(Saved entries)
+-------+

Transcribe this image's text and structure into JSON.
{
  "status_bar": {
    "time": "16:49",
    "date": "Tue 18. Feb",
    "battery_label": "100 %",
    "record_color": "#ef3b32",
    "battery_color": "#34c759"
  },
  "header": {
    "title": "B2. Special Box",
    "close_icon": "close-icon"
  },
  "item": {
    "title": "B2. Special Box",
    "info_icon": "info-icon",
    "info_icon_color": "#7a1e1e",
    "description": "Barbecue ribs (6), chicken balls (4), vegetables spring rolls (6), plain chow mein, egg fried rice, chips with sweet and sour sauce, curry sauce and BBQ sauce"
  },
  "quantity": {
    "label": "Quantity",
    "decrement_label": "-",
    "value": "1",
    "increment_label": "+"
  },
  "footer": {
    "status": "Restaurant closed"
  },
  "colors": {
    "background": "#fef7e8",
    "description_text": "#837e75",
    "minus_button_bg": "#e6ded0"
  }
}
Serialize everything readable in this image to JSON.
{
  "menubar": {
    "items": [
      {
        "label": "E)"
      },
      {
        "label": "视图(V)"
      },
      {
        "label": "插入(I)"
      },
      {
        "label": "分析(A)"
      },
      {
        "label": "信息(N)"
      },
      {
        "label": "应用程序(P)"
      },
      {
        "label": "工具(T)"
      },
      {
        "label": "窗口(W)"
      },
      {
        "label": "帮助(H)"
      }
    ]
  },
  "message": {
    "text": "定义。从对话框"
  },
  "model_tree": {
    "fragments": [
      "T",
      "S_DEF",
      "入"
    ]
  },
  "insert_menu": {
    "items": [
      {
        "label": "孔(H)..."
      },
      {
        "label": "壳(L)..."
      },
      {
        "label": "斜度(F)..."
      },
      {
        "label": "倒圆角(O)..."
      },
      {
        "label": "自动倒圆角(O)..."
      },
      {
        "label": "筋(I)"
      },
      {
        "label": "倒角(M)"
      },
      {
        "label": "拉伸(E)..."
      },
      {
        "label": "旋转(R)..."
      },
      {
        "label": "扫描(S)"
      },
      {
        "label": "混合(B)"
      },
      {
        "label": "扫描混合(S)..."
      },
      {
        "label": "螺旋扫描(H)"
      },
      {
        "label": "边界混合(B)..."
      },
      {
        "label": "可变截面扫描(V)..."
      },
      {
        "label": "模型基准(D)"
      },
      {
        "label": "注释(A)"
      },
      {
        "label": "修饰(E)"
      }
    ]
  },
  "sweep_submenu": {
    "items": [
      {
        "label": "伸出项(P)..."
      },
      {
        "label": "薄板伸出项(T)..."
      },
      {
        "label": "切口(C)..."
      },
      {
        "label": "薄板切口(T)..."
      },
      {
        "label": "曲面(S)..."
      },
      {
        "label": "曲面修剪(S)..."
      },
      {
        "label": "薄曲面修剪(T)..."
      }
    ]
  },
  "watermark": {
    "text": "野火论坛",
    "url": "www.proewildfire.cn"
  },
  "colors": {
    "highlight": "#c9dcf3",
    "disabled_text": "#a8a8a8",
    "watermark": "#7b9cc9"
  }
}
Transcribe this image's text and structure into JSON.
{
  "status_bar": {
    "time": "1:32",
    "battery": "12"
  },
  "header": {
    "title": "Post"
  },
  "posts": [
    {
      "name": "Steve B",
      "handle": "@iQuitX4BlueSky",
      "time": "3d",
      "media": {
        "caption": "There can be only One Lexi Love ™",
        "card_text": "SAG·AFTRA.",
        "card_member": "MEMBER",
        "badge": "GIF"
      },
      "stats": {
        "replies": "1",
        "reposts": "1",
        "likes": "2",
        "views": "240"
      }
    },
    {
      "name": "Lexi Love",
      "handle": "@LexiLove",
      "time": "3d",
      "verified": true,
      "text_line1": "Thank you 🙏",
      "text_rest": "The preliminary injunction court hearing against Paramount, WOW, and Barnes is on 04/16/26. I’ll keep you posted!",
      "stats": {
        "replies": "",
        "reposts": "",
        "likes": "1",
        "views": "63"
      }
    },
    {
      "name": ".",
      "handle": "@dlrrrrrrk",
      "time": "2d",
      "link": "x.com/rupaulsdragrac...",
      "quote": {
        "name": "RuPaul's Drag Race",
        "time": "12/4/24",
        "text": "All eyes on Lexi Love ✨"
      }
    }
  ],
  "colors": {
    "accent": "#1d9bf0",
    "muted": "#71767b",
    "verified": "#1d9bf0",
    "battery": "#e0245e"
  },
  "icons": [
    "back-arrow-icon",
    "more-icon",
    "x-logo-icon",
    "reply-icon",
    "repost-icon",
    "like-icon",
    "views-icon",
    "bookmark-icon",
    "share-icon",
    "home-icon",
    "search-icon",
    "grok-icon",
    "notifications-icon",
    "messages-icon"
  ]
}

+-------+

WHAT THIS TASK INVOLVES:
Retype all of the data shown above, word for word.

ANSWER FOR THIS EXERCISE:
Transcribe this image's text and structure into JSON.
{
  "status_bar": {
    "time": "16:49",
    "date": "Tue 18. Feb",
    "battery_label": "100 %",
    "record_color": "#ef3b32",
    "battery_color": "#34c759"
  },
  "header": {
    "title": "B2. Special Box",
    "close_icon": "close-icon"
  },
  "item": {
    "title": "B2. Special Box",
    "info_icon": "info-icon",
    "info_icon_color": "#7a1e1e",
    "description": "Barbecue ribs (6), chicken balls (4), vegetables spring rolls (6), plain chow mein, egg fried rice, chips with sweet and sour sauce, curry sauce and BBQ sauce"
  },
  "quantity": {
    "label": "Quantity",
    "decrement_label": "-",
    "value": "1",
    "increment_label": "+"
  },
  "footer": {
    "status": "Restaurant closed"
  },
  "colors": {
    "background": "#fef7e8",
    "description_text": "#837e75",
    "minus_button_bg": "#e6ded0"
  }
}
Serialize everything readable in this image to JSON.
{
  "menubar": {
    "items": [
      {
        "label": "E)"
      },
      {
        "label": "视图(V)"
      },
      {
        "label": "插入(I)"
      },
      {
        "label": "分析(A)"
      },
      {
        "label": "信息(N)"
      },
      {
        "label": "应用程序(P)"
      },
      {
        "label": "工具(T)"
      },
      {
        "label": "窗口(W)"
      },
      {
        "label": "帮助(H)"
      }
    ]
  },
  "message": {
    "text": "定义。从对话框"
  },
  "model_tree": {
    "fragments": [
      "T",
      "S_DEF",
      "入"
    ]
  },
  "insert_menu": {
    "items": [
      {
        "label": "孔(H)..."
      },
      {
        "label": "壳(L)..."
      },
      {
        "label": "斜度(F)..."
      },
      {
        "label": "倒圆角(O)..."
      },
      {
        "label": "自动倒圆角(O)..."
      },
      {
        "label": "筋(I)"
      },
      {
        "label": "倒角(M)"
      },
      {
        "label": "拉伸(E)..."
      },
      {
        "label": "旋转(R)..."
      },
      {
        "label": "扫描(S)"
      },
      {
        "label": "混合(B)"
      },
      {
        "label": "扫描混合(S)..."
      },
      {
        "label": "螺旋扫描(H)"
      },
      {
        "label": "边界混合(B)..."
      },
      {
        "label": "可变截面扫描(V)..."
      },
      {
        "label": "模型基准(D)"
      },
      {
        "label": "注释(A)"
      },
      {
        "label": "修饰(E)"
      }
    ]
  },
  "sweep_submenu": {
    "items": [
      {
        "label": "伸出项(P)..."
      },
      {
        "label": "薄板伸出项(T)..."
      },
      {
        "label": "切口(C)..."
      },
      {
        "label": "薄板切口(T)..."
      },
      {
        "label": "曲面(S)..."
      },
      {
        "label": "曲面修剪(S)..."
      },
      {
        "label": "薄曲面修剪(T)..."
      }
    ]
  },
  "watermark": {
    "text": "野火论坛",
    "url": "www.proewildfire.cn"
  },
  "colors": {
    "highlight": "#c9dcf3",
    "disabled_text": "#a8a8a8",
    "watermark": "#7b9cc9"
  }
}
Transcribe this image's text and structure into JSON.
{
  "status_bar": {
    "time": "1:32",
    "battery": "12"
  },
  "header": {
    "title": "Post"
  },
  "posts": [
    {
      "name": "Steve B",
      "handle": "@iQuitX4BlueSky",
      "time": "3d",
      "media": {
        "caption": "There can be only One Lexi Love ™",
        "card_text": "SAG·AFTRA.",
        "card_member": "MEMBER",
        "badge": "GIF"
      },
      "stats": {
        "replies": "1",
        "reposts": "1",
        "likes": "2",
        "views": "240"
      }
    },
    {
      "name": "Lexi Love",
      "handle": "@LexiLove",
      "time": "3d",
      "verified": true,
      "text_line1": "Thank you 🙏",
      "text_rest": "The preliminary injunction court hearing against Paramount, WOW, and Barnes is on 04/16/26. I’ll keep you posted!",
      "stats": {
        "replies": "",
        "reposts": "",
        "likes": "1",
        "views": "63"
      }
    },
    {
      "name": ".",
      "handle": "@dlrrrrrrk",
      "time": "2d",
      "link": "x.com/rupaulsdragrac...",
      "quote": {
        "name": "RuPaul's Drag Race",
        "time": "12/4/24",
        "text": "All eyes on Lexi Love ✨"
      }
    }
  ],
  "colors": {
    "accent": "#1d9bf0",
    "muted": "#71767b",
    "verified": "#1d9bf0",
    "battery": "#e0245e"
  },
  "icons": [
    "back-arrow-icon",
    "more-icon",
    "x-logo-icon",
    "reply-icon",
    "repost-icon",
    "like-icon",
    "views-icon",
    "bookmark-icon",
    "share-icon",
    "home-icon",
    "search-icon",
    "grok-icon",
    "notifications-icon",
    "messages-icon"
  ]
}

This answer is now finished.